▸ **WHAT IS REQUIRED**
From the entries below, count every line that contains the word "JSON". Please give the number and nothing else.

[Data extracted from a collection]
━━━━━━━━━━━━━━━━━━━━
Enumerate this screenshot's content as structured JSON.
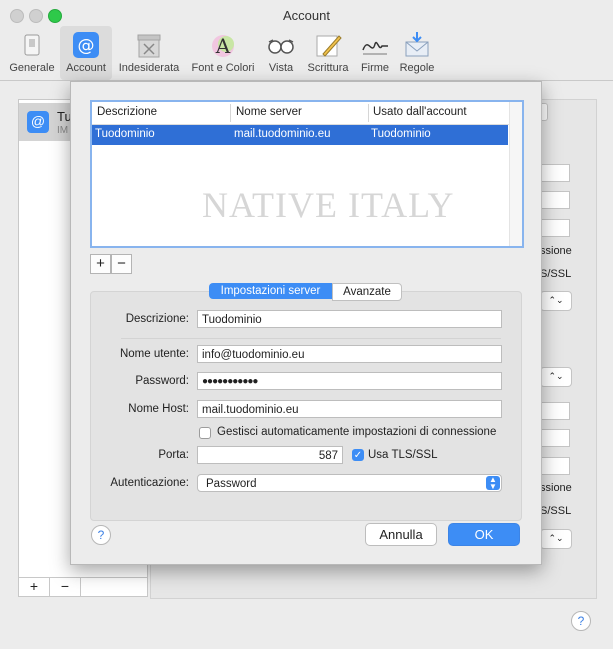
{
  "window": {
    "title": "Account"
  },
  "toolbar": {
    "items": [
      {
        "label": "Generale",
        "icon": "general-icon"
      },
      {
        "label": "Account",
        "icon": "at-sign-icon"
      },
      {
        "label": "Indesiderata",
        "icon": "junk-mail-icon"
      },
      {
        "label": "Font e Colori",
        "icon": "fonts-colors-icon"
      },
      {
        "label": "Vista",
        "icon": "glasses-icon"
      },
      {
        "label": "Scrittura",
        "icon": "pencil-icon"
      },
      {
        "label": "Firme",
        "icon": "signature-icon"
      },
      {
        "label": "Regole",
        "icon": "rules-icon"
      }
    ]
  },
  "background": {
    "account_name": "Tu",
    "account_sub": "IM",
    "right_texts": [
      "ssione",
      "S/SSL",
      "ssione",
      "S/SSL"
    ],
    "list_buttons": [
      "+",
      "−"
    ],
    "help": "?"
  },
  "sheet": {
    "table": {
      "columns": [
        "Descrizione",
        "Nome server",
        "Usato dall'account"
      ],
      "rows": [
        {
          "descrizione": "Tuodominio",
          "nome_server": "mail.tuodominio.eu",
          "usato": "Tuodominio"
        }
      ]
    },
    "watermark": "NATIVE ITALY",
    "add_button": "+",
    "remove_button": "−",
    "tabs": {
      "server": "Impostazioni server",
      "advanced": "Avanzate"
    },
    "fields": {
      "descrizione": {
        "label": "Descrizione:",
        "value": "Tuodominio"
      },
      "nome_utente": {
        "label": "Nome utente:",
        "value": "info@tuodominio.eu"
      },
      "password": {
        "label": "Password:",
        "value": "●●●●●●●●●●●"
      },
      "nome_host": {
        "label": "Nome Host:",
        "value": "mail.tuodominio.eu"
      },
      "auto_manage": {
        "label": "Gestisci automaticamente impostazioni di connessione",
        "checked": false
      },
      "porta": {
        "label": "Porta:",
        "value": "587"
      },
      "tls": {
        "label": "Usa TLS/SSL",
        "checked": true
      },
      "autenticazione": {
        "label": "Autenticazione:",
        "value": "Password"
      }
    },
    "help": "?",
    "cancel": "Annulla",
    "ok": "OK"
  },
  "colors": {
    "accent": "#3d8df5",
    "selection": "#2f6fd6"
  }
}
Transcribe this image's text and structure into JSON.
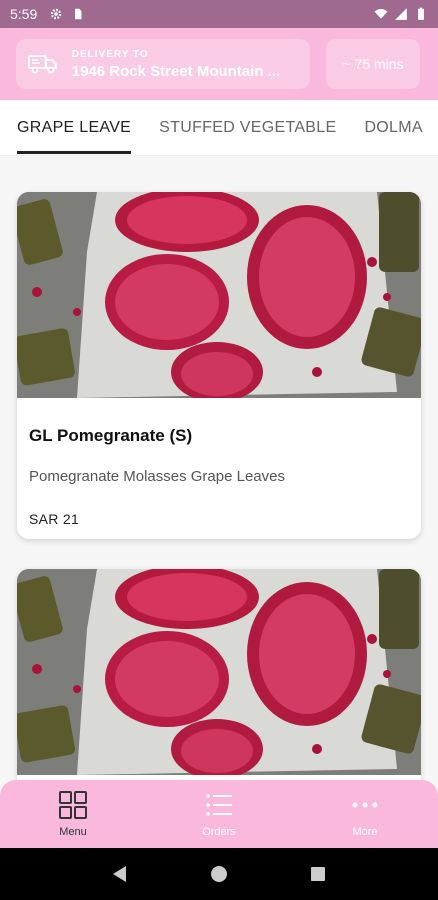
{
  "status_bar": {
    "time": "5:59",
    "icons": [
      "gear-icon",
      "sim-icon",
      "wifi-icon",
      "signal-icon",
      "battery-icon"
    ]
  },
  "header": {
    "delivery_label": "DELIVERY TO",
    "delivery_address": "1946 Rock Street Mountain ...",
    "eta": "~ 75 mins",
    "accent_color": "#f9b8dc"
  },
  "tabs": [
    {
      "label": "GRAPE LEAVE",
      "active": true
    },
    {
      "label": "STUFFED VEGETABLE",
      "active": false
    },
    {
      "label": "DOLMA",
      "active": false
    }
  ],
  "products": [
    {
      "title": "GL Pomegranate (S)",
      "description": "Pomegranate Molasses Grape Leaves",
      "price": "SAR 21",
      "image": "pomegranate-grape-leaves-photo"
    },
    {
      "title": "",
      "description": "",
      "price": "",
      "image": "pomegranate-grape-leaves-photo"
    }
  ],
  "bottom_nav": [
    {
      "label": "Menu",
      "icon": "grid-icon",
      "active": true
    },
    {
      "label": "Orders",
      "icon": "list-icon",
      "active": false
    },
    {
      "label": "More",
      "icon": "more-dots-icon",
      "active": false
    }
  ]
}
━━━━━━━━━━━━━━━━━━━━
▸ **EXERCISE ANSWER**
2